REQUIRED WORK:
The required output is the line containing "Transcribe the text in this document." through the final line of the material below, printed exactly, with no other lines.

EXTRACTED ENTRIES:
********************

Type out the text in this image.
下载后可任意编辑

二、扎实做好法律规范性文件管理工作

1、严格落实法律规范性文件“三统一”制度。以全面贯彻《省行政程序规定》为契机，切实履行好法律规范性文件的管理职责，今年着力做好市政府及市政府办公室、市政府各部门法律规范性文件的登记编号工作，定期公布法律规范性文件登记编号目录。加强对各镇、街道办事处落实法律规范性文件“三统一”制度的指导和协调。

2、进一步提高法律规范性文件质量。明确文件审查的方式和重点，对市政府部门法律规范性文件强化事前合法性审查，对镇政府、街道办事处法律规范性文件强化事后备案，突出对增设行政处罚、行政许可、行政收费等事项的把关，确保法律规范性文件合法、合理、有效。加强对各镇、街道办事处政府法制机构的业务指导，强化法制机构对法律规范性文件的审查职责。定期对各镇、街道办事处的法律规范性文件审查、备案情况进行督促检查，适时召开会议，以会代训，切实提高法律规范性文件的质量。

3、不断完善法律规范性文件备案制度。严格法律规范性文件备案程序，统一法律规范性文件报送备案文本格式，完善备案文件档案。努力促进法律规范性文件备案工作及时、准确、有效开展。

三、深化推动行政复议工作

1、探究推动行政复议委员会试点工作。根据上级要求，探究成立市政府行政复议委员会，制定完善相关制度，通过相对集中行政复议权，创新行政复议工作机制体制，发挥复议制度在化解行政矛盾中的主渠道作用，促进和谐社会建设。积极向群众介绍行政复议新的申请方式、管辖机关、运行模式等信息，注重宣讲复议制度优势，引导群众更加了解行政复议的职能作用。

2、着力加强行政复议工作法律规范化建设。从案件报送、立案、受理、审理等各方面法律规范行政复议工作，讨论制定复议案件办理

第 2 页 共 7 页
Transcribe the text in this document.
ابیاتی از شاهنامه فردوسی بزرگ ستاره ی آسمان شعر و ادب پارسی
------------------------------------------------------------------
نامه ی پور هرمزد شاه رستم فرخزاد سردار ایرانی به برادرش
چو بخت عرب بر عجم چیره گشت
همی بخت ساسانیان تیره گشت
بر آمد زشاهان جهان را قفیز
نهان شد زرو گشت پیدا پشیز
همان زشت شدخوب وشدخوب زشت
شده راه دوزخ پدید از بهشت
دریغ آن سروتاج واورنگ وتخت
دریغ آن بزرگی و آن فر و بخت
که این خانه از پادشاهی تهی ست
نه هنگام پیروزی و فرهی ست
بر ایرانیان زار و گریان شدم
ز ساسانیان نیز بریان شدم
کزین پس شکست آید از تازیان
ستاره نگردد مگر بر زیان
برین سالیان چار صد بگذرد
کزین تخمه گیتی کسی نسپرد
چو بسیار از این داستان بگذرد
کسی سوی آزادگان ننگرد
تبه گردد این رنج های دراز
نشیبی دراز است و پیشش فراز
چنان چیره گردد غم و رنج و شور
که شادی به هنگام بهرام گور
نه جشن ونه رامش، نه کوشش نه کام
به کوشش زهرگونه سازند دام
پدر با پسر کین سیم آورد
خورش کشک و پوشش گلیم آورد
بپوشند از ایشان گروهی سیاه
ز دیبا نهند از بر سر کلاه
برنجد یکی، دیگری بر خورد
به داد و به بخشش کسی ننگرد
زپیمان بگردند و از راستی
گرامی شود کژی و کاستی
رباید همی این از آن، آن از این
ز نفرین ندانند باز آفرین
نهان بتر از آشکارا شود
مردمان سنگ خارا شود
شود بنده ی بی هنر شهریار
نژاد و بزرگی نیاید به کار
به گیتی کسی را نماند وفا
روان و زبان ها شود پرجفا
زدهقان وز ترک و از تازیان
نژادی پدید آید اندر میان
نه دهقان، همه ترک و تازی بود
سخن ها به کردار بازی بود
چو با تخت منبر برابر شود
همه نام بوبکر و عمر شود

********************

EXERCISE SOLUTION:
Transcribe the text in this document.
ابیاتی از شاهنامه فردوسی بزرگ ستاره ی آسمان شعر و ادب پارسی
------------------------------------------------------------------
نامه ی پور هرمزد شاه رستم فرخزاد سردار ایرانی به برادرش
چو بخت عرب بر عجم چیره گشت
همی بخت ساسانیان تیره گشت
بر آمد زشاهان جهان را قفیز
نهان شد زرو گشت پیدا پشیز
همان زشت شدخوب وشدخوب زشت
شده راه دوزخ پدید از بهشت
دریغ آن سروتاج واورنگ وتخت
دریغ آن بزرگی و آن فر و بخت
که این خانه از پادشاهی تهی ست
نه هنگام پیروزی و فرهی ست
بر ایرانیان زار و گریان شدم
ز ساسانیان نیز بریان شدم
کزین پس شکست آید از تازیان
ستاره نگردد مگر بر زیان
برین سالیان چار صد بگذرد
کزین تخمه گیتی کسی نسپرد
چو بسیار از این داستان بگذرد
کسی سوی آزادگان ننگرد
تبه گردد این رنج های دراز
نشیبی دراز است و پیشش فراز
چنان چیره گردد غم و رنج و شور
که شادی به هنگام بهرام گور
نه جشن ونه رامش، نه کوشش نه کام
به کوشش زهرگونه سازند دام
پدر با پسر کین سیم آورد
خورش کشک و پوشش گلیم آورد
بپوشند از ایشان گروهی سیاه
ز دیبا نهند از بر سر کلاه
برنجد یکی، دیگری بر خورد
به داد و به بخشش کسی ننگرد
زپیمان بگردند و از راستی
گرامی شود کژی و کاستی
رباید همی این از آن، آن از این
ز نفرین ندانند باز آفرین
نهان بتر از آشکارا شود
مردمان سنگ خارا شود
شود بنده ی بی هنر شهریار
نژاد و بزرگی نیاید به کار
به گیتی کسی را نماند وفا
روان و زبان ها شود پرجفا
زدهقان وز ترک و از تازیان
نژادی پدید آید اندر میان
نه دهقان، همه ترک و تازی بود
سخن ها به کردار بازی بود
چو با تخت منبر برابر شود
همه نام بوبکر و عمر شود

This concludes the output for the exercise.